Give the entries back exactly, dropping each image.
------------
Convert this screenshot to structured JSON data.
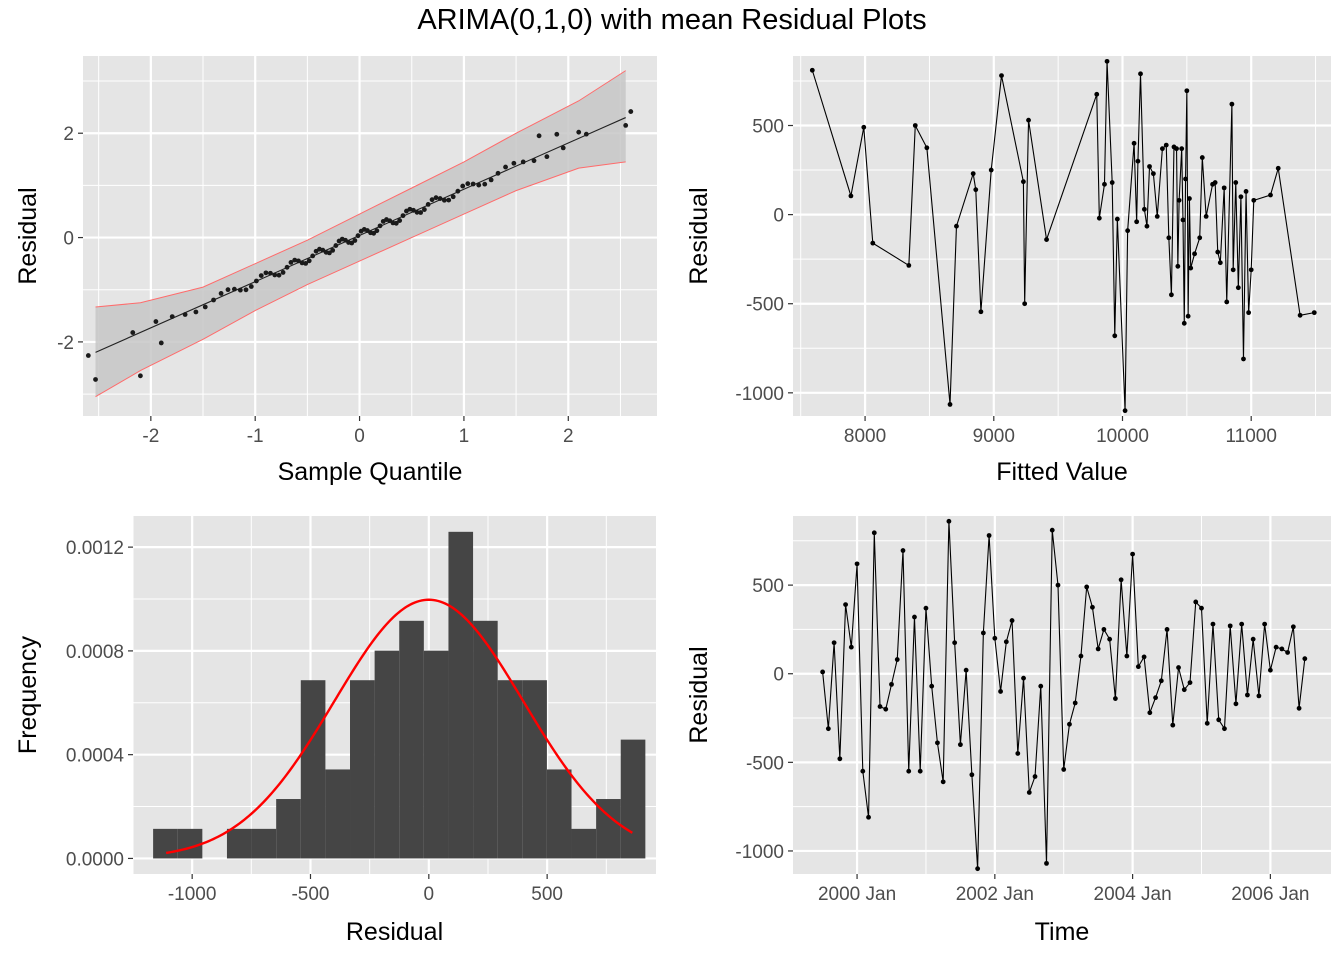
{
  "title": "ARIMA(0,1,0) with mean Residual Plots",
  "colors": {
    "panel": "#e5e5e5",
    "grid": "#ffffff",
    "points": "#000000",
    "band": "#c7c7c7",
    "band_edge": "#ff6b6b",
    "bars": "#454545",
    "density": "#ff0000"
  },
  "chart_data": [
    {
      "id": "qq",
      "type": "scatter",
      "xlabel": "Sample Quantile",
      "ylabel": "Residual",
      "xlim": [
        -2.65,
        2.85
      ],
      "ylim": [
        -3.42,
        3.48
      ],
      "x_ticks": [
        -2,
        -1,
        0,
        1,
        2
      ],
      "x_tick_labels": [
        "-2",
        "-1",
        "0",
        "1",
        "2"
      ],
      "y_ticks": [
        -2,
        0,
        2
      ],
      "y_tick_labels": [
        "-2",
        "0",
        "2"
      ],
      "line": {
        "x": [
          -2.53,
          2.55
        ],
        "y": [
          -2.2,
          2.3
        ]
      },
      "band": {
        "x": [
          -2.53,
          -2.1,
          -1.5,
          -1.0,
          -0.5,
          0.0,
          0.5,
          1.0,
          1.5,
          2.1,
          2.55
        ],
        "lower": [
          -3.05,
          -2.55,
          -1.95,
          -1.4,
          -0.9,
          -0.45,
          0.0,
          0.45,
          0.9,
          1.33,
          1.45
        ],
        "upper": [
          -1.33,
          -1.25,
          -0.95,
          -0.5,
          -0.05,
          0.45,
          0.95,
          1.45,
          2.0,
          2.62,
          3.2
        ]
      },
      "n_points": 86,
      "outliers": [
        [
          -2.53,
          -2.72
        ],
        [
          -2.1,
          -2.65
        ],
        [
          -1.9,
          -2.02
        ],
        [
          2.55,
          2.15
        ],
        [
          2.1,
          2.02
        ],
        [
          1.89,
          1.98
        ],
        [
          1.72,
          1.95
        ]
      ]
    },
    {
      "id": "fitted",
      "type": "line",
      "xlabel": "Fitted Value",
      "ylabel": "Residual",
      "xlim": [
        7440,
        11620
      ],
      "ylim": [
        -1130,
        890
      ],
      "x_ticks": [
        8000,
        9000,
        10000,
        11000
      ],
      "x_tick_labels": [
        "8000",
        "9000",
        "10000",
        "11000"
      ],
      "y_ticks": [
        -1000,
        -500,
        0,
        500
      ],
      "y_tick_labels": [
        "-1000",
        "-500",
        "0",
        "500"
      ],
      "x": [
        7590,
        7890,
        7990,
        8060,
        8340,
        8390,
        8480,
        8660,
        8710,
        8840,
        8860,
        8900,
        8980,
        9060,
        9230,
        9240,
        9270,
        9410,
        9800,
        9820,
        9860,
        9880,
        9920,
        9940,
        9960,
        10020,
        10040,
        10090,
        10110,
        10120,
        10140,
        10170,
        10190,
        10210,
        10240,
        10270,
        10310,
        10340,
        10360,
        10380,
        10400,
        10420,
        10430,
        10440,
        10460,
        10470,
        10480,
        10490,
        10500,
        10510,
        10520,
        10530,
        10560,
        10600,
        10620,
        10650,
        10700,
        10720,
        10740,
        10760,
        10790,
        10810,
        10850,
        10860,
        10880,
        10900,
        10920,
        10940,
        10960,
        10980,
        11000,
        11020,
        11150,
        11210,
        11380,
        11490
      ],
      "y": [
        810,
        105,
        490,
        -160,
        -285,
        500,
        375,
        -1065,
        -65,
        230,
        140,
        -545,
        250,
        780,
        185,
        -500,
        530,
        -140,
        675,
        -20,
        170,
        860,
        180,
        -680,
        -25,
        -1100,
        -90,
        400,
        -40,
        300,
        790,
        30,
        -65,
        270,
        230,
        -10,
        370,
        390,
        -130,
        -450,
        380,
        370,
        -290,
        80,
        370,
        -30,
        -610,
        200,
        695,
        -570,
        90,
        -300,
        -220,
        -130,
        320,
        -10,
        170,
        180,
        -210,
        -270,
        150,
        -490,
        620,
        -310,
        180,
        -410,
        100,
        -810,
        130,
        -550,
        -310,
        80,
        110,
        260,
        -565,
        -550
      ]
    },
    {
      "id": "hist",
      "type": "bar",
      "xlabel": "Residual",
      "ylabel": "Frequency",
      "xlim": [
        -1250,
        960
      ],
      "ylim": [
        -6e-05,
        0.00132
      ],
      "x_ticks": [
        -1000,
        -500,
        0,
        500
      ],
      "x_tick_labels": [
        "-1000",
        "-500",
        "0",
        "500"
      ],
      "y_ticks": [
        0,
        0.0004,
        0.0008,
        0.0012
      ],
      "y_tick_labels": [
        "0.0000",
        "0.0004",
        "0.0008",
        "0.0012"
      ],
      "bin_width": 104,
      "bin_starts": [
        -1165,
        -1061,
        -957,
        -853,
        -749,
        -645,
        -541,
        -437,
        -333,
        -229,
        -125,
        -21,
        83,
        187,
        291,
        395,
        499,
        603,
        707,
        811
      ],
      "values": [
        0.000114,
        0.000114,
        0,
        0.000114,
        0.000114,
        0.000229,
        0.000687,
        0.000343,
        0.000687,
        0.000801,
        0.000916,
        0.000801,
        0.001259,
        0.000916,
        0.000687,
        0.000687,
        0.000343,
        0.000114,
        0.000229,
        0.000458
      ],
      "density": {
        "mean": 0,
        "sd": 400,
        "x_range": [
          -1110,
          860
        ]
      }
    },
    {
      "id": "time",
      "type": "line",
      "xlabel": "Time",
      "ylabel": "Residual",
      "xlim": [
        1999.07,
        2006.88
      ],
      "ylim": [
        -1130,
        890
      ],
      "x_ticks": [
        2000,
        2002,
        2004,
        2006
      ],
      "x_tick_labels": [
        "2000 Jan",
        "2002 Jan",
        "2004 Jan",
        "2006 Jan"
      ],
      "y_ticks": [
        -1000,
        -500,
        0,
        500
      ],
      "y_tick_labels": [
        "-1000",
        "-500",
        "0",
        "500"
      ],
      "start": 1999.5,
      "step": 0.0833333,
      "values": [
        10,
        -310,
        175,
        -480,
        390,
        150,
        620,
        -550,
        -810,
        795,
        -185,
        -200,
        -60,
        80,
        695,
        -550,
        320,
        -550,
        370,
        -70,
        -390,
        -610,
        860,
        175,
        -400,
        20,
        -570,
        -1100,
        230,
        780,
        200,
        -100,
        180,
        300,
        -450,
        -25,
        -670,
        -580,
        -70,
        -1070,
        810,
        500,
        -540,
        -285,
        -165,
        100,
        490,
        375,
        140,
        250,
        195,
        -140,
        530,
        100,
        675,
        40,
        95,
        -220,
        -135,
        -40,
        250,
        -290,
        35,
        -90,
        -50,
        405,
        370,
        -280,
        280,
        -260,
        -310,
        270,
        -170,
        280,
        -120,
        195,
        -125,
        280,
        20,
        150,
        140,
        120,
        265,
        -195,
        85
      ]
    }
  ]
}
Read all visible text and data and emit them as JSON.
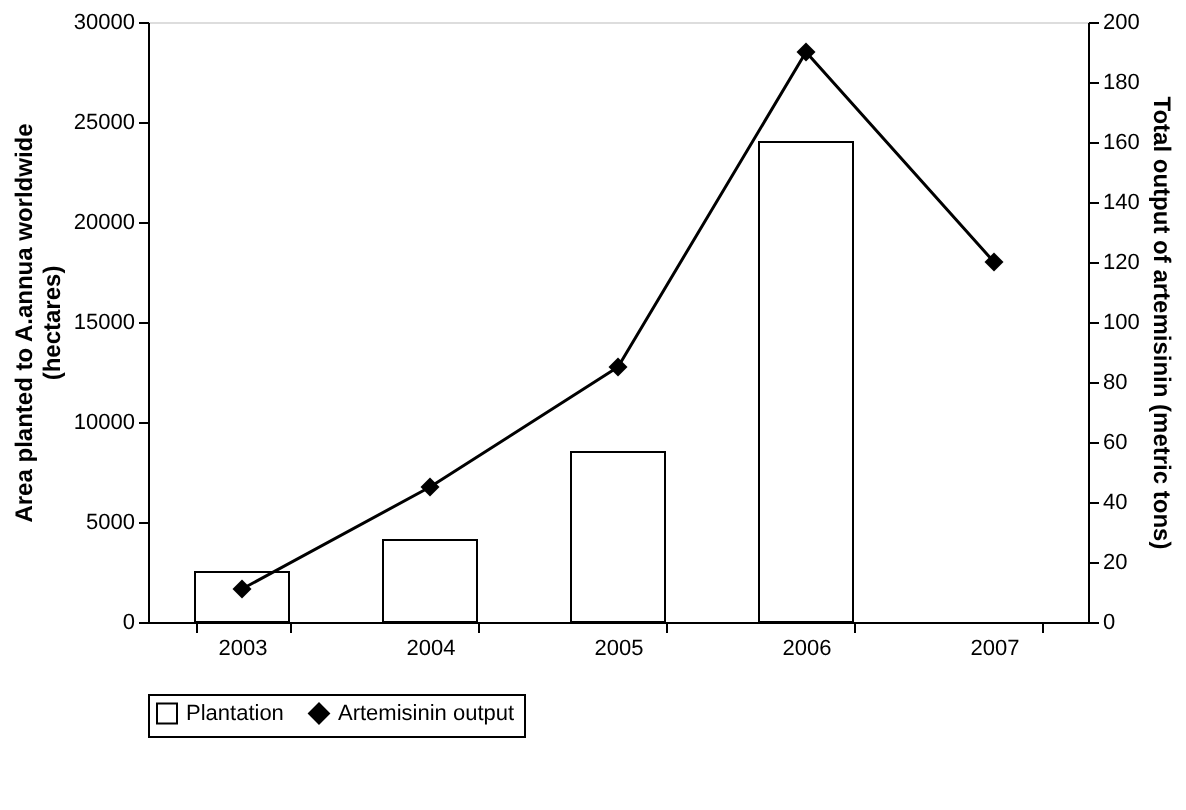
------------
## Response to the task
Convert this screenshot to structured JSON data.
{
  "title": "ARIMA(0,1,0) with mean Residual Plots",
  "colors": {
    "panel": "#e5e5e5",
    "grid": "#ffffff",
    "points": "#000000",
    "band": "#c7c7c7",
    "band_edge": "#ff6b6b",
    "bars": "#454545",
    "density": "#ff0000"
  },
  "chart_data": [
    {
      "id": "qq",
      "type": "scatter",
      "xlabel": "Sample Quantile",
      "ylabel": "Residual",
      "xlim": [
        -2.65,
        2.85
      ],
      "ylim": [
        -3.42,
        3.48
      ],
      "x_ticks": [
        -2,
        -1,
        0,
        1,
        2
      ],
      "x_tick_labels": [
        "-2",
        "-1",
        "0",
        "1",
        "2"
      ],
      "y_ticks": [
        -2,
        0,
        2
      ],
      "y_tick_labels": [
        "-2",
        "0",
        "2"
      ],
      "line": {
        "x": [
          -2.53,
          2.55
        ],
        "y": [
          -2.2,
          2.3
        ]
      },
      "band": {
        "x": [
          -2.53,
          -2.1,
          -1.5,
          -1.0,
          -0.5,
          0.0,
          0.5,
          1.0,
          1.5,
          2.1,
          2.55
        ],
        "lower": [
          -3.05,
          -2.55,
          -1.95,
          -1.4,
          -0.9,
          -0.45,
          0.0,
          0.45,
          0.9,
          1.33,
          1.45
        ],
        "upper": [
          -1.33,
          -1.25,
          -0.95,
          -0.5,
          -0.05,
          0.45,
          0.95,
          1.45,
          2.0,
          2.62,
          3.2
        ]
      },
      "n_points": 86,
      "outliers": [
        [
          -2.53,
          -2.72
        ],
        [
          -2.1,
          -2.65
        ],
        [
          -1.9,
          -2.02
        ],
        [
          2.55,
          2.15
        ],
        [
          2.1,
          2.02
        ],
        [
          1.89,
          1.98
        ],
        [
          1.72,
          1.95
        ]
      ]
    },
    {
      "id": "fitted",
      "type": "line",
      "xlabel": "Fitted Value",
      "ylabel": "Residual",
      "xlim": [
        7440,
        11620
      ],
      "ylim": [
        -1130,
        890
      ],
      "x_ticks": [
        8000,
        9000,
        10000,
        11000
      ],
      "x_tick_labels": [
        "8000",
        "9000",
        "10000",
        "11000"
      ],
      "y_ticks": [
        -1000,
        -500,
        0,
        500
      ],
      "y_tick_labels": [
        "-1000",
        "-500",
        "0",
        "500"
      ],
      "x": [
        7590,
        7890,
        7990,
        8060,
        8340,
        8390,
        8480,
        8660,
        8710,
        8840,
        8860,
        8900,
        8980,
        9060,
        9230,
        9240,
        9270,
        9410,
        9800,
        9820,
        9860,
        9880,
        9920,
        9940,
        9960,
        10020,
        10040,
        10090,
        10110,
        10120,
        10140,
        10170,
        10190,
        10210,
        10240,
        10270,
        10310,
        10340,
        10360,
        10380,
        10400,
        10420,
        10430,
        10440,
        10460,
        10470,
        10480,
        10490,
        10500,
        10510,
        10520,
        10530,
        10560,
        10600,
        10620,
        10650,
        10700,
        10720,
        10740,
        10760,
        10790,
        10810,
        10850,
        10860,
        10880,
        10900,
        10920,
        10940,
        10960,
        10980,
        11000,
        11020,
        11150,
        11210,
        11380,
        11490
      ],
      "y": [
        810,
        105,
        490,
        -160,
        -285,
        500,
        375,
        -1065,
        -65,
        230,
        140,
        -545,
        250,
        780,
        185,
        -500,
        530,
        -140,
        675,
        -20,
        170,
        860,
        180,
        -680,
        -25,
        -1100,
        -90,
        400,
        -40,
        300,
        790,
        30,
        -65,
        270,
        230,
        -10,
        370,
        390,
        -130,
        -450,
        380,
        370,
        -290,
        80,
        370,
        -30,
        -610,
        200,
        695,
        -570,
        90,
        -300,
        -220,
        -130,
        320,
        -10,
        170,
        180,
        -210,
        -270,
        150,
        -490,
        620,
        -310,
        180,
        -410,
        100,
        -810,
        130,
        -550,
        -310,
        80,
        110,
        260,
        -565,
        -550
      ]
    },
    {
      "id": "hist",
      "type": "bar",
      "xlabel": "Residual",
      "ylabel": "Frequency",
      "xlim": [
        -1250,
        960
      ],
      "ylim": [
        -6e-05,
        0.00132
      ],
      "x_ticks": [
        -1000,
        -500,
        0,
        500
      ],
      "x_tick_labels": [
        "-1000",
        "-500",
        "0",
        "500"
      ],
      "y_ticks": [
        0,
        0.0004,
        0.0008,
        0.0012
      ],
      "y_tick_labels": [
        "0.0000",
        "0.0004",
        "0.0008",
        "0.0012"
      ],
      "bin_width": 104,
      "bin_starts": [
        -1165,
        -1061,
        -957,
        -853,
        -749,
        -645,
        -541,
        -437,
        -333,
        -229,
        -125,
        -21,
        83,
        187,
        291,
        395,
        499,
        603,
        707,
        811
      ],
      "values": [
        0.000114,
        0.000114,
        0,
        0.000114,
        0.000114,
        0.000229,
        0.000687,
        0.000343,
        0.000687,
        0.000801,
        0.000916,
        0.000801,
        0.001259,
        0.000916,
        0.000687,
        0.000687,
        0.000343,
        0.000114,
        0.000229,
        0.000458
      ],
      "density": {
        "mean": 0,
        "sd": 400,
        "x_range": [
          -1110,
          860
        ]
      }
    },
    {
      "id": "time",
      "type": "line",
      "xlabel": "Time",
      "ylabel": "Residual",
      "xlim": [
        1999.07,
        2006.88
      ],
      "ylim": [
        -1130,
        890
      ],
      "x_ticks": [
        2000,
        2002,
        2004,
        2006
      ],
      "x_tick_labels": [
        "2000 Jan",
        "2002 Jan",
        "2004 Jan",
        "2006 Jan"
      ],
      "y_ticks": [
        -1000,
        -500,
        0,
        500
      ],
      "y_tick_labels": [
        "-1000",
        "-500",
        "0",
        "500"
      ],
      "start": 1999.5,
      "step": 0.0833333,
      "values": [
        10,
        -310,
        175,
        -480,
        390,
        150,
        620,
        -550,
        -810,
        795,
        -185,
        -200,
        -60,
        80,
        695,
        -550,
        320,
        -550,
        370,
        -70,
        -390,
        -610,
        860,
        175,
        -400,
        20,
        -570,
        -1100,
        230,
        780,
        200,
        -100,
        180,
        300,
        -450,
        -25,
        -670,
        -580,
        -70,
        -1070,
        810,
        500,
        -540,
        -285,
        -165,
        100,
        490,
        375,
        140,
        250,
        195,
        -140,
        530,
        100,
        675,
        40,
        95,
        -220,
        -135,
        -40,
        250,
        -290,
        35,
        -90,
        -50,
        405,
        370,
        -280,
        280,
        -260,
        -310,
        270,
        -170,
        280,
        -120,
        195,
        -125,
        280,
        20,
        150,
        140,
        120,
        265,
        -195,
        85
      ]
    }
  ]
}
Read all visible text and data and emit them as JSON.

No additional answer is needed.